▸ Short problem: Repeat, exactly and in full, the lines of the listing below, but without any pictures.

* BEGIN Information given *

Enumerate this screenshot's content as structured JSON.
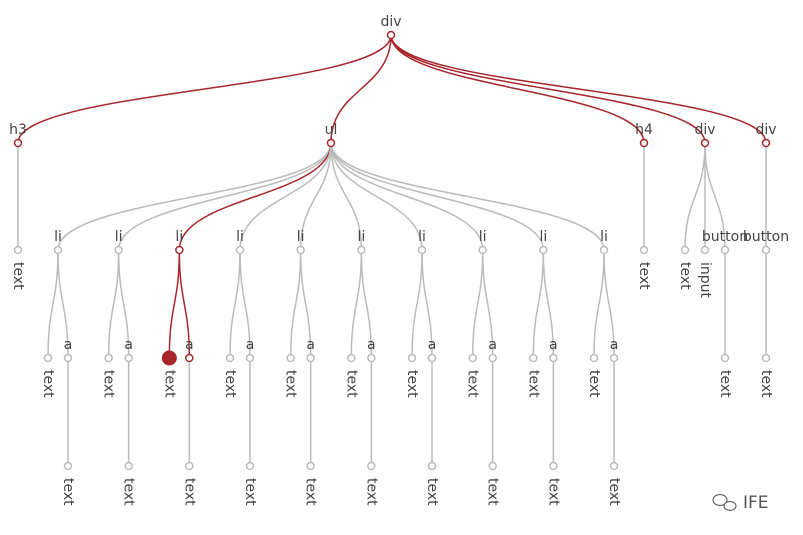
{
  "tree": {
    "label": "div",
    "highlighted": true,
    "children": [
      {
        "label": "h3",
        "highlighted": true,
        "children": [
          {
            "label": "text"
          }
        ]
      },
      {
        "label": "ul",
        "highlighted": true,
        "children": [
          {
            "label": "li",
            "children": [
              {
                "label": "text"
              },
              {
                "label": "a",
                "children": [
                  {
                    "label": "text"
                  }
                ]
              }
            ]
          },
          {
            "label": "li",
            "children": [
              {
                "label": "text"
              },
              {
                "label": "a",
                "children": [
                  {
                    "label": "text"
                  }
                ]
              }
            ]
          },
          {
            "label": "li",
            "highlighted": true,
            "children": [
              {
                "label": "text",
                "selected": true
              },
              {
                "label": "a",
                "highlighted": true,
                "children": [
                  {
                    "label": "text"
                  }
                ]
              }
            ]
          },
          {
            "label": "li",
            "children": [
              {
                "label": "text"
              },
              {
                "label": "a",
                "children": [
                  {
                    "label": "text"
                  }
                ]
              }
            ]
          },
          {
            "label": "li",
            "children": [
              {
                "label": "text"
              },
              {
                "label": "a",
                "children": [
                  {
                    "label": "text"
                  }
                ]
              }
            ]
          },
          {
            "label": "li",
            "children": [
              {
                "label": "text"
              },
              {
                "label": "a",
                "children": [
                  {
                    "label": "text"
                  }
                ]
              }
            ]
          },
          {
            "label": "li",
            "children": [
              {
                "label": "text"
              },
              {
                "label": "a",
                "children": [
                  {
                    "label": "text"
                  }
                ]
              }
            ]
          },
          {
            "label": "li",
            "children": [
              {
                "label": "text"
              },
              {
                "label": "a",
                "children": [
                  {
                    "label": "text"
                  }
                ]
              }
            ]
          },
          {
            "label": "li",
            "children": [
              {
                "label": "text"
              },
              {
                "label": "a",
                "children": [
                  {
                    "label": "text"
                  }
                ]
              }
            ]
          },
          {
            "label": "li",
            "children": [
              {
                "label": "text"
              },
              {
                "label": "a",
                "children": [
                  {
                    "label": "text"
                  }
                ]
              }
            ]
          }
        ]
      },
      {
        "label": "h4",
        "highlighted": true,
        "children": [
          {
            "label": "text"
          }
        ]
      },
      {
        "label": "div",
        "highlighted": true,
        "children": [
          {
            "label": "text"
          },
          {
            "label": "input"
          },
          {
            "label": "button",
            "children": [
              {
                "label": "text"
              }
            ]
          }
        ]
      },
      {
        "label": "div",
        "highlighted": true,
        "children": [
          {
            "label": "button",
            "children": [
              {
                "label": "text"
              }
            ]
          }
        ]
      }
    ]
  },
  "watermark": "IFE"
}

* END Information given *

▸ Reply:
Enumerate this screenshot's content as structured JSON.
{
  "tree": {
    "label": "div",
    "highlighted": true,
    "children": [
      {
        "label": "h3",
        "highlighted": true,
        "children": [
          {
            "label": "text"
          }
        ]
      },
      {
        "label": "ul",
        "highlighted": true,
        "children": [
          {
            "label": "li",
            "children": [
              {
                "label": "text"
              },
              {
                "label": "a",
                "children": [
                  {
                    "label": "text"
                  }
                ]
              }
            ]
          },
          {
            "label": "li",
            "children": [
              {
                "label": "text"
              },
              {
                "label": "a",
                "children": [
                  {
                    "label": "text"
                  }
                ]
              }
            ]
          },
          {
            "label": "li",
            "highlighted": true,
            "children": [
              {
                "label": "text",
                "selected": true
              },
              {
                "label": "a",
                "highlighted": true,
                "children": [
                  {
                    "label": "text"
                  }
                ]
              }
            ]
          },
          {
            "label": "li",
            "children": [
              {
                "label": "text"
              },
              {
                "label": "a",
                "children": [
                  {
                    "label": "text"
                  }
                ]
              }
            ]
          },
          {
            "label": "li",
            "children": [
              {
                "label": "text"
              },
              {
                "label": "a",
                "children": [
                  {
                    "label": "text"
                  }
                ]
              }
            ]
          },
          {
            "label": "li",
            "children": [
              {
                "label": "text"
              },
              {
                "label": "a",
                "children": [
                  {
                    "label": "text"
                  }
                ]
              }
            ]
          },
          {
            "label": "li",
            "children": [
              {
                "label": "text"
              },
              {
                "label": "a",
                "children": [
                  {
                    "label": "text"
                  }
                ]
              }
            ]
          },
          {
            "label": "li",
            "children": [
              {
                "label": "text"
              },
              {
                "label": "a",
                "children": [
                  {
                    "label": "text"
                  }
                ]
              }
            ]
          },
          {
            "label": "li",
            "children": [
              {
                "label": "text"
              },
              {
                "label": "a",
                "children": [
                  {
                    "label": "text"
                  }
                ]
              }
            ]
          },
          {
            "label": "li",
            "children": [
              {
                "label": "text"
              },
              {
                "label": "a",
                "children": [
                  {
                    "label": "text"
                  }
                ]
              }
            ]
          }
        ]
      },
      {
        "label": "h4",
        "highlighted": true,
        "children": [
          {
            "label": "text"
          }
        ]
      },
      {
        "label": "div",
        "highlighted": true,
        "children": [
          {
            "label": "text"
          },
          {
            "label": "input"
          },
          {
            "label": "button",
            "children": [
              {
                "label": "text"
              }
            ]
          }
        ]
      },
      {
        "label": "div",
        "highlighted": true,
        "children": [
          {
            "label": "button",
            "children": [
              {
                "label": "text"
              }
            ]
          }
        ]
      }
    ]
  },
  "watermark": "IFE"
}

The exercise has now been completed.